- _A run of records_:

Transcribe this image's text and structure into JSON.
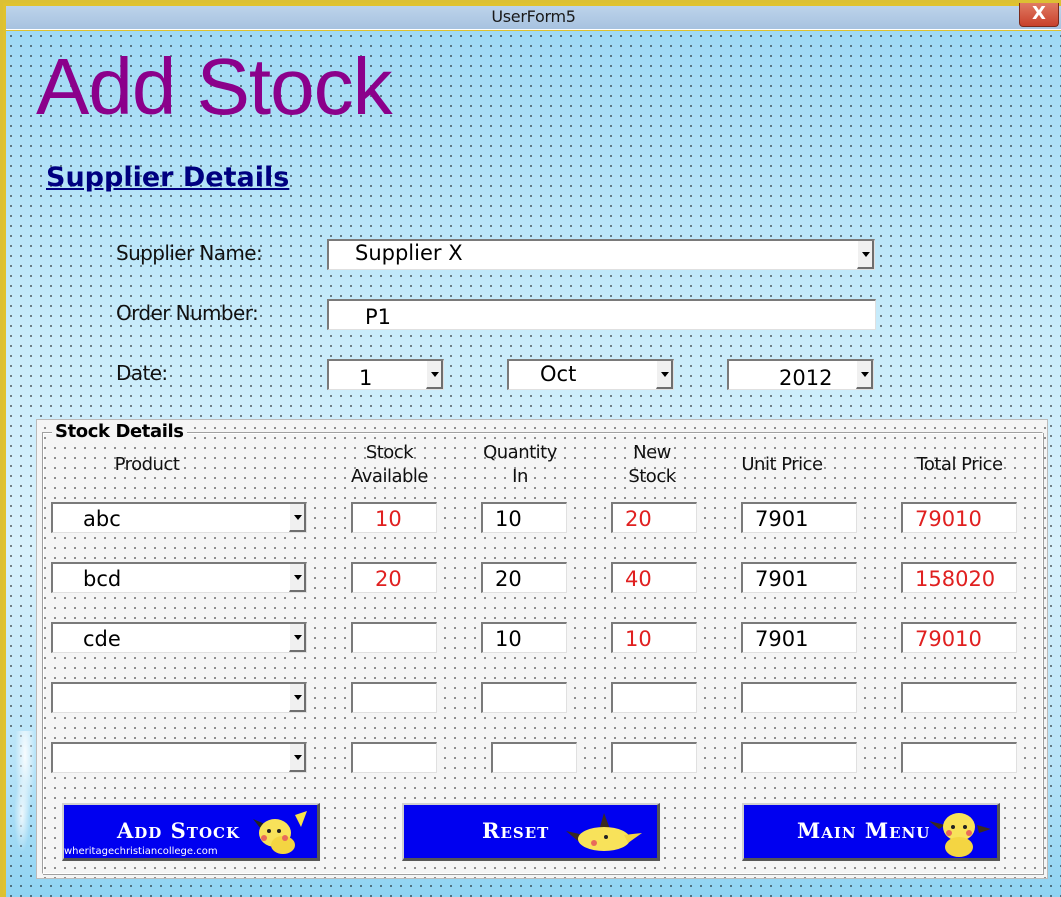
{
  "window": {
    "title": "UserForm5",
    "close_label": "X"
  },
  "heading": "Add Stock",
  "supplier_section": {
    "title": "Supplier Details",
    "supplier_name_label": "Supplier Name:",
    "supplier_name_value": "Supplier X",
    "order_number_label": "Order Number:",
    "order_number_value": "P1",
    "date_label": "Date:",
    "date_day": "1",
    "date_month": "Oct",
    "date_year": "2012"
  },
  "stock_section": {
    "caption": "Stock Details",
    "columns": {
      "product": "Product",
      "stock_available_line1": "Stock",
      "stock_available_line2": "Available",
      "quantity_in_line1": "Quantity",
      "quantity_in_line2": "In",
      "new_stock_line1": "New",
      "new_stock_line2": "Stock",
      "unit_price": "Unit Price",
      "total_price": "Total Price"
    },
    "rows": [
      {
        "product": "abc",
        "stock_available": "10",
        "quantity_in": "10",
        "new_stock": "20",
        "unit_price": "7901",
        "total_price": "79010"
      },
      {
        "product": "bcd",
        "stock_available": "20",
        "quantity_in": "20",
        "new_stock": "40",
        "unit_price": "7901",
        "total_price": "158020"
      },
      {
        "product": "cde",
        "stock_available": "",
        "quantity_in": "10",
        "new_stock": "10",
        "unit_price": "7901",
        "total_price": "79010"
      },
      {
        "product": "",
        "stock_available": "",
        "quantity_in": "",
        "new_stock": "",
        "unit_price": "",
        "total_price": ""
      },
      {
        "product": "",
        "stock_available": "",
        "quantity_in": "",
        "new_stock": "",
        "unit_price": "",
        "total_price": ""
      }
    ]
  },
  "buttons": {
    "add_stock": "Add Stock",
    "reset": "Reset",
    "main_menu": "Main Menu"
  },
  "watermark": "wheritagechristiancollege.com",
  "colors": {
    "heading": "#8b008b",
    "section_title": "#000080",
    "computed_value": "#e02020",
    "button_bg": "#0000f0"
  }
}
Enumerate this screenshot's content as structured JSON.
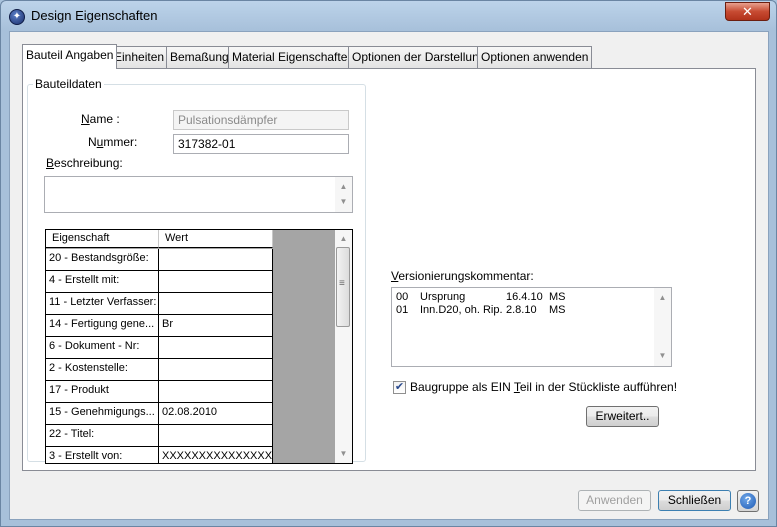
{
  "window": {
    "title": "Design Eigenschaften",
    "close_glyph": "✕",
    "icon": "app-logo-icon"
  },
  "tabs": [
    {
      "label": "Bauteil Angaben",
      "active": true
    },
    {
      "label": "Einheiten"
    },
    {
      "label": "Bemaßung"
    },
    {
      "label": "Material Eigenschaften"
    },
    {
      "label": "Optionen der Darstellung"
    },
    {
      "label": "Optionen anwenden"
    }
  ],
  "group": {
    "title": "Bauteildaten"
  },
  "form": {
    "name_label_pre": "",
    "name_label_ul": "N",
    "name_label_post": "ame :",
    "name_value": "Pulsationsdämpfer",
    "number_label_pre": "N",
    "number_label_ul": "u",
    "number_label_post": "mmer:",
    "number_value": "317382-01",
    "desc_label_ul": "B",
    "desc_label_post": "eschreibung:",
    "desc_value": ""
  },
  "grid": {
    "headers": [
      "Eigenschaft",
      "Wert"
    ],
    "rows": [
      {
        "name": "20 - Bestandsgröße:",
        "value": ""
      },
      {
        "name": "4 - Erstellt mit:",
        "value": ""
      },
      {
        "name": "11 - Letzter Verfasser:",
        "value": ""
      },
      {
        "name": "14 - Fertigung gene...",
        "value": "Br"
      },
      {
        "name": "6 - Dokument - Nr:",
        "value": ""
      },
      {
        "name": "2 - Kostenstelle:",
        "value": ""
      },
      {
        "name": "17 - Produkt",
        "value": ""
      },
      {
        "name": "15 - Genehmigungs...",
        "value": "02.08.2010"
      },
      {
        "name": "22 - Titel:",
        "value": ""
      },
      {
        "name": "3 - Erstellt von:",
        "value": "XXXXXXXXXXXXXXXXXX"
      }
    ]
  },
  "version": {
    "label_ul": "V",
    "label_post": "ersionierungskommentar:",
    "lines": [
      {
        "num": "00",
        "text": "Ursprung",
        "date": "16.4.10",
        "user": "MS"
      },
      {
        "num": "01",
        "text": "Inn.D20, oh. Rip.",
        "date": "2.8.10",
        "user": "MS"
      }
    ]
  },
  "assembly": {
    "checked": true,
    "label_pre": "Baugruppe als EIN ",
    "label_ul": "T",
    "label_post": "eil in der Stückliste aufführen!"
  },
  "buttons": {
    "advanced": "Erweitert..",
    "apply": "Anwenden",
    "close": "Schließen",
    "help_glyph": "?"
  },
  "scroll_glyphs": {
    "up": "▲",
    "down": "▼",
    "grip": "≡"
  }
}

- _What this task involves_:
Omit every picture while copying the listing above exactly.

- _Output below_:
Transcribe this image's text and structure into JSON.
{
  "window": {
    "title": "UserForm5",
    "close_label": "X"
  },
  "heading": "Add Stock",
  "supplier_section": {
    "title": "Supplier Details",
    "supplier_name_label": "Supplier Name:",
    "supplier_name_value": "Supplier X",
    "order_number_label": "Order Number:",
    "order_number_value": "P1",
    "date_label": "Date:",
    "date_day": "1",
    "date_month": "Oct",
    "date_year": "2012"
  },
  "stock_section": {
    "caption": "Stock Details",
    "columns": {
      "product": "Product",
      "stock_available_line1": "Stock",
      "stock_available_line2": "Available",
      "quantity_in_line1": "Quantity",
      "quantity_in_line2": "In",
      "new_stock_line1": "New",
      "new_stock_line2": "Stock",
      "unit_price": "Unit Price",
      "total_price": "Total Price"
    },
    "rows": [
      {
        "product": "abc",
        "stock_available": "10",
        "quantity_in": "10",
        "new_stock": "20",
        "unit_price": "7901",
        "total_price": "79010"
      },
      {
        "product": "bcd",
        "stock_available": "20",
        "quantity_in": "20",
        "new_stock": "40",
        "unit_price": "7901",
        "total_price": "158020"
      },
      {
        "product": "cde",
        "stock_available": "",
        "quantity_in": "10",
        "new_stock": "10",
        "unit_price": "7901",
        "total_price": "79010"
      },
      {
        "product": "",
        "stock_available": "",
        "quantity_in": "",
        "new_stock": "",
        "unit_price": "",
        "total_price": ""
      },
      {
        "product": "",
        "stock_available": "",
        "quantity_in": "",
        "new_stock": "",
        "unit_price": "",
        "total_price": ""
      }
    ]
  },
  "buttons": {
    "add_stock": "Add Stock",
    "reset": "Reset",
    "main_menu": "Main Menu"
  },
  "watermark": "wheritagechristiancollege.com",
  "colors": {
    "heading": "#8b008b",
    "section_title": "#000080",
    "computed_value": "#e02020",
    "button_bg": "#0000f0"
  }
}
Enumerate this screenshot's content as structured JSON.
{
  "window": {
    "title": "Design Eigenschaften",
    "close_glyph": "✕",
    "icon": "app-logo-icon"
  },
  "tabs": [
    {
      "label": "Bauteil Angaben",
      "active": true
    },
    {
      "label": "Einheiten"
    },
    {
      "label": "Bemaßung"
    },
    {
      "label": "Material Eigenschaften"
    },
    {
      "label": "Optionen der Darstellung"
    },
    {
      "label": "Optionen anwenden"
    }
  ],
  "group": {
    "title": "Bauteildaten"
  },
  "form": {
    "name_label_pre": "",
    "name_label_ul": "N",
    "name_label_post": "ame :",
    "name_value": "Pulsationsdämpfer",
    "number_label_pre": "N",
    "number_label_ul": "u",
    "number_label_post": "mmer:",
    "number_value": "317382-01",
    "desc_label_ul": "B",
    "desc_label_post": "eschreibung:",
    "desc_value": ""
  },
  "grid": {
    "headers": [
      "Eigenschaft",
      "Wert"
    ],
    "rows": [
      {
        "name": "20 - Bestandsgröße:",
        "value": ""
      },
      {
        "name": "4 - Erstellt mit:",
        "value": ""
      },
      {
        "name": "11 - Letzter Verfasser:",
        "value": ""
      },
      {
        "name": "14 - Fertigung gene...",
        "value": "Br"
      },
      {
        "name": "6 - Dokument - Nr:",
        "value": ""
      },
      {
        "name": "2 - Kostenstelle:",
        "value": ""
      },
      {
        "name": "17 - Produkt",
        "value": ""
      },
      {
        "name": "15 - Genehmigungs...",
        "value": "02.08.2010"
      },
      {
        "name": "22 - Titel:",
        "value": ""
      },
      {
        "name": "3 - Erstellt von:",
        "value": "XXXXXXXXXXXXXXXXXX"
      }
    ]
  },
  "version": {
    "label_ul": "V",
    "label_post": "ersionierungskommentar:",
    "lines": [
      {
        "num": "00",
        "text": "Ursprung",
        "date": "16.4.10",
        "user": "MS"
      },
      {
        "num": "01",
        "text": "Inn.D20, oh. Rip.",
        "date": "2.8.10",
        "user": "MS"
      }
    ]
  },
  "assembly": {
    "checked": true,
    "label_pre": "Baugruppe als EIN ",
    "label_ul": "T",
    "label_post": "eil in der Stückliste aufführen!"
  },
  "buttons": {
    "advanced": "Erweitert..",
    "apply": "Anwenden",
    "close": "Schließen",
    "help_glyph": "?"
  },
  "scroll_glyphs": {
    "up": "▲",
    "down": "▼",
    "grip": "≡"
  }
}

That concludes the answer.